- **SHORT TASK**: Report only the number of lines in this material that include "grates".

- **DATA LINES**:
---------------

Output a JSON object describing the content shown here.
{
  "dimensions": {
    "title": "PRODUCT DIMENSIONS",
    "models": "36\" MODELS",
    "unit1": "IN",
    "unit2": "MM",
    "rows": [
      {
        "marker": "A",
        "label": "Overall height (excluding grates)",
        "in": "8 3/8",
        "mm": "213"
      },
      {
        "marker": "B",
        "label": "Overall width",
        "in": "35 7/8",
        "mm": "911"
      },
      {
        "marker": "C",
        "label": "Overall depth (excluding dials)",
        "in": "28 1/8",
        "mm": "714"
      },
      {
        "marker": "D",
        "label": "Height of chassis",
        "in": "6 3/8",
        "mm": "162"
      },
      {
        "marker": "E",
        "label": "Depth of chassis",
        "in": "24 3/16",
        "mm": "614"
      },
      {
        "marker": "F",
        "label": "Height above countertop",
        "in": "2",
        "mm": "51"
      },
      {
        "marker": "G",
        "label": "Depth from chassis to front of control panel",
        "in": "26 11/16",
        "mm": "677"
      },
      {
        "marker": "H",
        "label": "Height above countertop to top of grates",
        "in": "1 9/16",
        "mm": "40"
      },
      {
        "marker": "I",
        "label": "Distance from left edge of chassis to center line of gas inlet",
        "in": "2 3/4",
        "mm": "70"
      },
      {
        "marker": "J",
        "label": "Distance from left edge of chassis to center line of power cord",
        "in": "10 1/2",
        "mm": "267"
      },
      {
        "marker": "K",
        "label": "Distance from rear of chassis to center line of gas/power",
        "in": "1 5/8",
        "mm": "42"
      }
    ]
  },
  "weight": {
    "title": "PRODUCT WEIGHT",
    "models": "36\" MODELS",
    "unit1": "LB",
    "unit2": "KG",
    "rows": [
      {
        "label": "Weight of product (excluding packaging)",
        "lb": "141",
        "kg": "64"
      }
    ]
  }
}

---------------

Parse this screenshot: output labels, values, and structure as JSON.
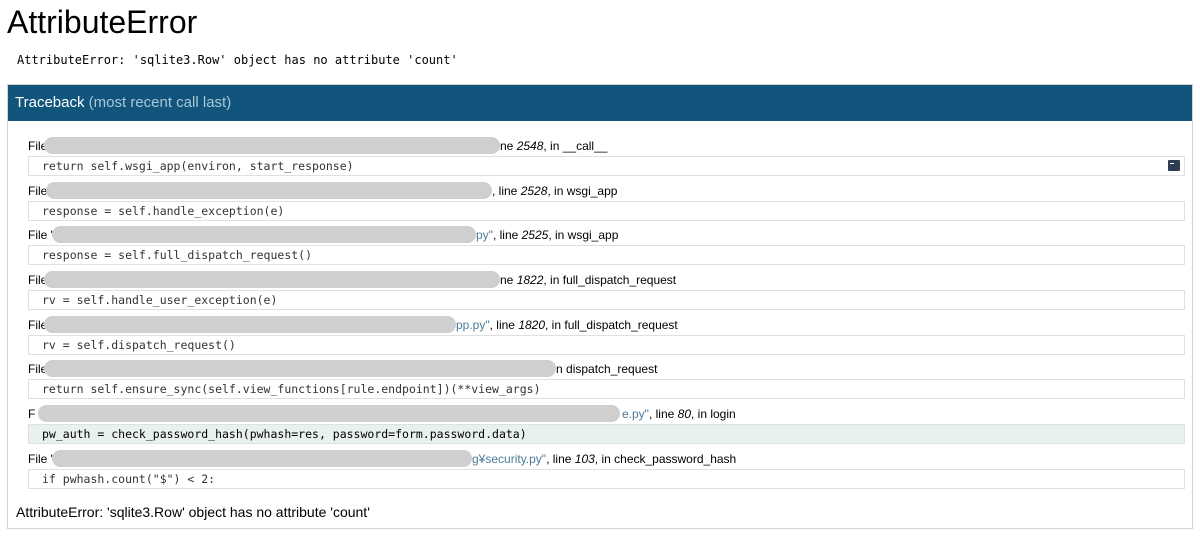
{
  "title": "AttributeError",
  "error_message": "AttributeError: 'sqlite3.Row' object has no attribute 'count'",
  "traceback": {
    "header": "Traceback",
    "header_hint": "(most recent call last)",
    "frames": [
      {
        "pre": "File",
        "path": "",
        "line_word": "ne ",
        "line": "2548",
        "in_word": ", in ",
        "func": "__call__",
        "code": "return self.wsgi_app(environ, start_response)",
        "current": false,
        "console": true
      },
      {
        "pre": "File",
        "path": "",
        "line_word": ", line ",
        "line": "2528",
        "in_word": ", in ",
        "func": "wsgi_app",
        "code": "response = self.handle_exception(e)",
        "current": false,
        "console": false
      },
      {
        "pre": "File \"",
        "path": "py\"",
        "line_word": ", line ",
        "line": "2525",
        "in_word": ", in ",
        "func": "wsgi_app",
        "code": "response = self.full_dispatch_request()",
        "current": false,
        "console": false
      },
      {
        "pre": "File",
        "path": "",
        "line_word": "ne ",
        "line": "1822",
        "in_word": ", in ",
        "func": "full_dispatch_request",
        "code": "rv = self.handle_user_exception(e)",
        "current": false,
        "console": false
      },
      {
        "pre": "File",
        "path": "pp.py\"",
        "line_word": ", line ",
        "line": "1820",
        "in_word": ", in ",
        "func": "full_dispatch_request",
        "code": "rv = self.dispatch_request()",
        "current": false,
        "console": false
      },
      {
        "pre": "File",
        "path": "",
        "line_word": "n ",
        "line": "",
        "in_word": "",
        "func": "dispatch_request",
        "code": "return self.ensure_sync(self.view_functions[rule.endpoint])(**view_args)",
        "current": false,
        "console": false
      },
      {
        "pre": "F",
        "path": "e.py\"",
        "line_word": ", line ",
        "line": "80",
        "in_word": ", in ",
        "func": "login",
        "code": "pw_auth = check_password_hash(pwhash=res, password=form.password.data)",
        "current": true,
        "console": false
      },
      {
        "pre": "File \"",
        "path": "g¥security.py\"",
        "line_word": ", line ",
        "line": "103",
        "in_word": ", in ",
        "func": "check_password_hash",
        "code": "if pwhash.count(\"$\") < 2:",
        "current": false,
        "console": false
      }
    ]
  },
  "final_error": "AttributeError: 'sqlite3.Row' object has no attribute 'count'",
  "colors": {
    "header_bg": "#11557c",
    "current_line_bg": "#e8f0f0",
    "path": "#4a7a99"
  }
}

---------------

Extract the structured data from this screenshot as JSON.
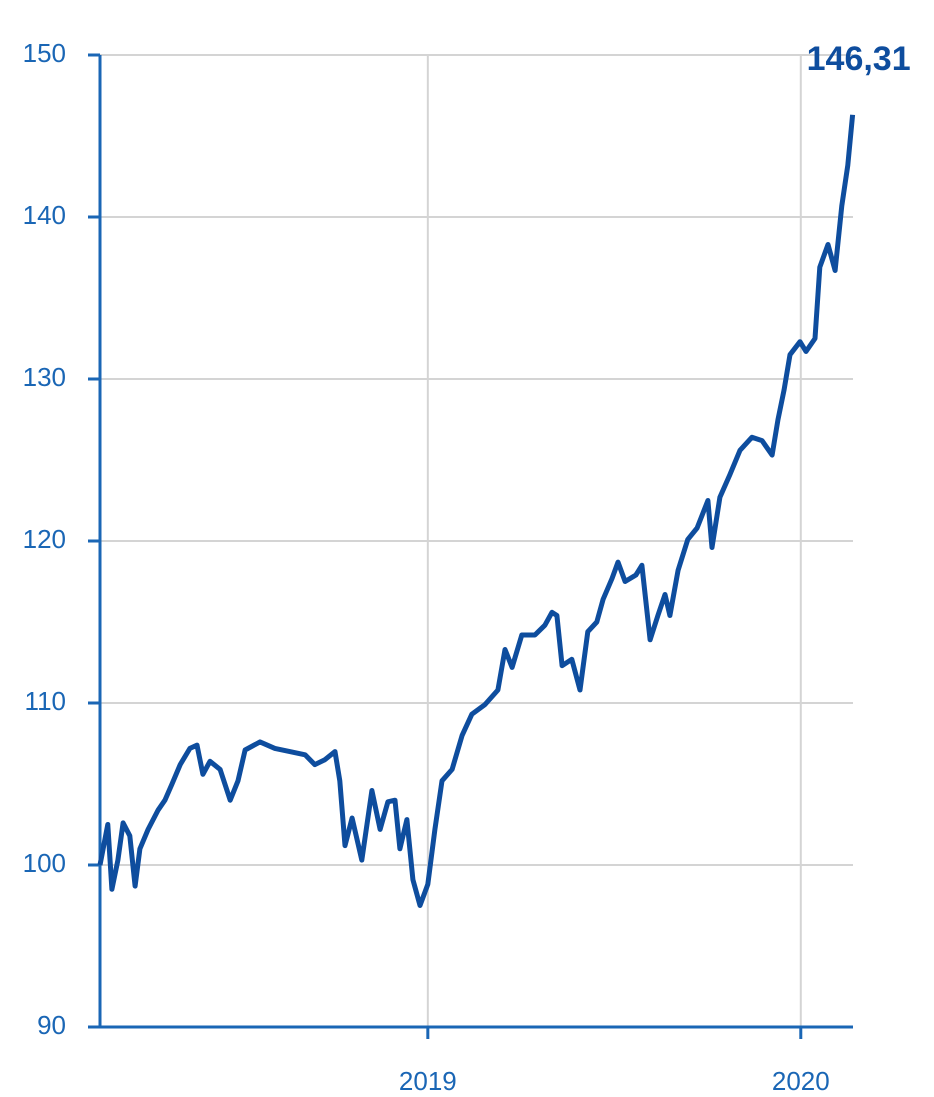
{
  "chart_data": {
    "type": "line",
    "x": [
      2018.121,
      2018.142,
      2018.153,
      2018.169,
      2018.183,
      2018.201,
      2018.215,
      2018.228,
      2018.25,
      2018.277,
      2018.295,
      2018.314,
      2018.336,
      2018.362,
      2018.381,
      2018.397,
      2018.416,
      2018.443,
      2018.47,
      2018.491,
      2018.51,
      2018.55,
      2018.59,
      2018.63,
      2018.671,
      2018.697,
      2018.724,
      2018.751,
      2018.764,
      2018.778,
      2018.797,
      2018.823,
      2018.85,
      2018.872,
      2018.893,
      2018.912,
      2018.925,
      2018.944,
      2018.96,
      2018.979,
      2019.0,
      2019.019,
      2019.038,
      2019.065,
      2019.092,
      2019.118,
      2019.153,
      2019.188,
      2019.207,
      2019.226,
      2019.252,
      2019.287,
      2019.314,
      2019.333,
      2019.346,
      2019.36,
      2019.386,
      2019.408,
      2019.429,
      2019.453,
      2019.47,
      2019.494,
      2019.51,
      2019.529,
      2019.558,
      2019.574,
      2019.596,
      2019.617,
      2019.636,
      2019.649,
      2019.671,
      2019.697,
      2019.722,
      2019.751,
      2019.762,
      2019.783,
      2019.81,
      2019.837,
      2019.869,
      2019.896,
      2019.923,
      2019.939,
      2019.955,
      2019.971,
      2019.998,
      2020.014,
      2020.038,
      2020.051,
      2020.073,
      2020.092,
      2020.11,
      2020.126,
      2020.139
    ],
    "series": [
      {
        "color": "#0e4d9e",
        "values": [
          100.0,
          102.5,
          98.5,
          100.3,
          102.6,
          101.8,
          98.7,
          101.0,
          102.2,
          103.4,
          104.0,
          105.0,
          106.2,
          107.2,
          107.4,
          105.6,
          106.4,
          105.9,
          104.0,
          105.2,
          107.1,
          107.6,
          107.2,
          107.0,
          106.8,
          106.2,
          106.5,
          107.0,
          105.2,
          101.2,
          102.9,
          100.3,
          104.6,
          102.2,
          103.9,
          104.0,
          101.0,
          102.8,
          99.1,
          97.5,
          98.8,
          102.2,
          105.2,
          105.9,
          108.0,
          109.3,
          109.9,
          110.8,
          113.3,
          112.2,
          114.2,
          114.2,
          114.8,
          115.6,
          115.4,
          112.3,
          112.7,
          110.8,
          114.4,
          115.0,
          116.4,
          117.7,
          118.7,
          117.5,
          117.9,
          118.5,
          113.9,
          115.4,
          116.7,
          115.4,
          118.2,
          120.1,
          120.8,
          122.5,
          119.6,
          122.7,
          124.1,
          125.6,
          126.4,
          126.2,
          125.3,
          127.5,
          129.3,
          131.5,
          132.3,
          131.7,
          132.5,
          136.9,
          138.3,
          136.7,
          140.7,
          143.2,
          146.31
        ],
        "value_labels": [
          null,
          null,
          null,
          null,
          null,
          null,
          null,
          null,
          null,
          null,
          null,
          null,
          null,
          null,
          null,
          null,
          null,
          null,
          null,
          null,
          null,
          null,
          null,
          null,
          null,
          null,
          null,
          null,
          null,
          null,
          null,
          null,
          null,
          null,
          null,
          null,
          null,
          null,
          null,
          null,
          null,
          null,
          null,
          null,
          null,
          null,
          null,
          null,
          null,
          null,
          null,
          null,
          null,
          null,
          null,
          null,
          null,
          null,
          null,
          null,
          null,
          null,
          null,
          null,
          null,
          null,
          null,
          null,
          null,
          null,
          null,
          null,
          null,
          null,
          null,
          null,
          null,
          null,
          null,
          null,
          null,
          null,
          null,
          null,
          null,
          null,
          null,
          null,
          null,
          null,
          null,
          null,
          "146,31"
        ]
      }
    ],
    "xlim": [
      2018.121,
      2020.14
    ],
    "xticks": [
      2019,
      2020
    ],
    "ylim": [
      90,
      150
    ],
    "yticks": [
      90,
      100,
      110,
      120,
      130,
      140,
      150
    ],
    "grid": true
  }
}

---------------

- **RESULT FOR THIS TASK**: 2